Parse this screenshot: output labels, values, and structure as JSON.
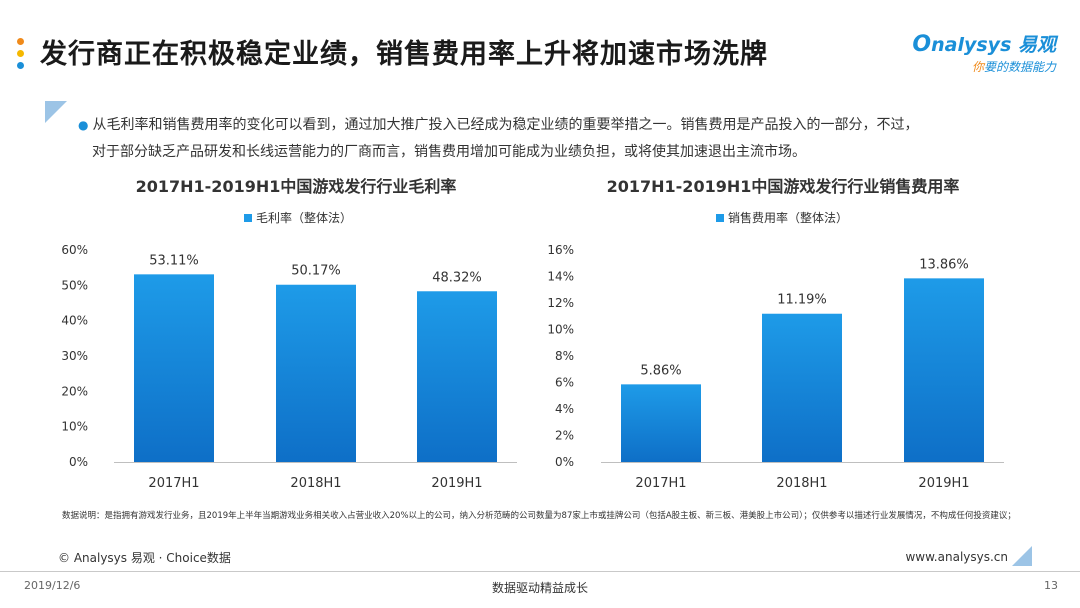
{
  "page": {
    "title": "发行商正在积极稳定业绩，销售费用率上升将加速市场洗牌",
    "logo": {
      "brand": "nalysys 易观",
      "brand_initial": "O",
      "tagline_accent": "你",
      "tagline": "要的数据能力"
    },
    "intro": {
      "line1": "从毛利率和销售费用率的变化可以看到，通过加大推广投入已经成为稳定业绩的重要举措之一。销售费用是产品投入的一部分，不过，",
      "line2": "对于部分缺乏产品研发和长线运营能力的厂商而言，销售费用增加可能成为业绩负担，或将使其加速退出主流市场。"
    },
    "note": "数据说明：是指拥有游戏发行业务，且2019年上半年当期游戏业务相关收入占营业收入20%以上的公司，纳入分析范畴的公司数量为87家上市或挂牌公司（包括A股主板、新三板、港美股上市公司）；仅供参考以描述行业发展情况，不构成任何投资建议；",
    "copyright": "© Analysys 易观 · Choice数据",
    "website": "www.analysys.cn",
    "date": "2019/12/6",
    "slogan": "数据驱动精益成长",
    "page_number": "13",
    "colors": {
      "bar_top": "#1e9be8",
      "bar_bottom": "#0e6fc7",
      "accent": "#1a8fd8",
      "orange": "#f08a1a",
      "dot_yellow": "#f5b800",
      "light_blue": "#9cc4e6"
    }
  },
  "chart_data": [
    {
      "type": "bar",
      "title": "2017H1-2019H1中国游戏发行行业毛利率",
      "categories": [
        "2017H1",
        "2018H1",
        "2019H1"
      ],
      "series": [
        {
          "name": "毛利率（整体法）",
          "values": [
            53.11,
            50.17,
            48.32
          ]
        }
      ],
      "data_labels": [
        "53.11%",
        "50.17%",
        "48.32%"
      ],
      "ylim": [
        0,
        60
      ],
      "yticks": [
        0,
        10,
        20,
        30,
        40,
        50,
        60
      ],
      "ytick_labels": [
        "0%",
        "10%",
        "20%",
        "30%",
        "40%",
        "50%",
        "60%"
      ],
      "legend_position": "top-center",
      "grid": false
    },
    {
      "type": "bar",
      "title": "2017H1-2019H1中国游戏发行行业销售费用率",
      "categories": [
        "2017H1",
        "2018H1",
        "2019H1"
      ],
      "series": [
        {
          "name": "销售费用率（整体法）",
          "values": [
            5.86,
            11.19,
            13.86
          ]
        }
      ],
      "data_labels": [
        "5.86%",
        "11.19%",
        "13.86%"
      ],
      "ylim": [
        0,
        16
      ],
      "yticks": [
        0,
        2,
        4,
        6,
        8,
        10,
        12,
        14,
        16
      ],
      "ytick_labels": [
        "0%",
        "2%",
        "4%",
        "6%",
        "8%",
        "10%",
        "12%",
        "14%",
        "16%"
      ],
      "legend_position": "top-center",
      "grid": false
    }
  ]
}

________________________________________

> **Task objective**
Copy the material above exactly and drop the pictures.

> **Output for this exercise**
Parse this screenshot: output labels, values, and structure as JSON.
{
  "page": {
    "title": "发行商正在积极稳定业绩，销售费用率上升将加速市场洗牌",
    "logo": {
      "brand": "nalysys 易观",
      "brand_initial": "O",
      "tagline_accent": "你",
      "tagline": "要的数据能力"
    },
    "intro": {
      "line1": "从毛利率和销售费用率的变化可以看到，通过加大推广投入已经成为稳定业绩的重要举措之一。销售费用是产品投入的一部分，不过，",
      "line2": "对于部分缺乏产品研发和长线运营能力的厂商而言，销售费用增加可能成为业绩负担，或将使其加速退出主流市场。"
    },
    "note": "数据说明：是指拥有游戏发行业务，且2019年上半年当期游戏业务相关收入占营业收入20%以上的公司，纳入分析范畴的公司数量为87家上市或挂牌公司（包括A股主板、新三板、港美股上市公司）；仅供参考以描述行业发展情况，不构成任何投资建议；",
    "copyright": "© Analysys 易观 · Choice数据",
    "website": "www.analysys.cn",
    "date": "2019/12/6",
    "slogan": "数据驱动精益成长",
    "page_number": "13",
    "colors": {
      "bar_top": "#1e9be8",
      "bar_bottom": "#0e6fc7",
      "accent": "#1a8fd8",
      "orange": "#f08a1a",
      "dot_yellow": "#f5b800",
      "light_blue": "#9cc4e6"
    }
  },
  "chart_data": [
    {
      "type": "bar",
      "title": "2017H1-2019H1中国游戏发行行业毛利率",
      "categories": [
        "2017H1",
        "2018H1",
        "2019H1"
      ],
      "series": [
        {
          "name": "毛利率（整体法）",
          "values": [
            53.11,
            50.17,
            48.32
          ]
        }
      ],
      "data_labels": [
        "53.11%",
        "50.17%",
        "48.32%"
      ],
      "ylim": [
        0,
        60
      ],
      "yticks": [
        0,
        10,
        20,
        30,
        40,
        50,
        60
      ],
      "ytick_labels": [
        "0%",
        "10%",
        "20%",
        "30%",
        "40%",
        "50%",
        "60%"
      ],
      "legend_position": "top-center",
      "grid": false
    },
    {
      "type": "bar",
      "title": "2017H1-2019H1中国游戏发行行业销售费用率",
      "categories": [
        "2017H1",
        "2018H1",
        "2019H1"
      ],
      "series": [
        {
          "name": "销售费用率（整体法）",
          "values": [
            5.86,
            11.19,
            13.86
          ]
        }
      ],
      "data_labels": [
        "5.86%",
        "11.19%",
        "13.86%"
      ],
      "ylim": [
        0,
        16
      ],
      "yticks": [
        0,
        2,
        4,
        6,
        8,
        10,
        12,
        14,
        16
      ],
      "ytick_labels": [
        "0%",
        "2%",
        "4%",
        "6%",
        "8%",
        "10%",
        "12%",
        "14%",
        "16%"
      ],
      "legend_position": "top-center",
      "grid": false
    }
  ]
}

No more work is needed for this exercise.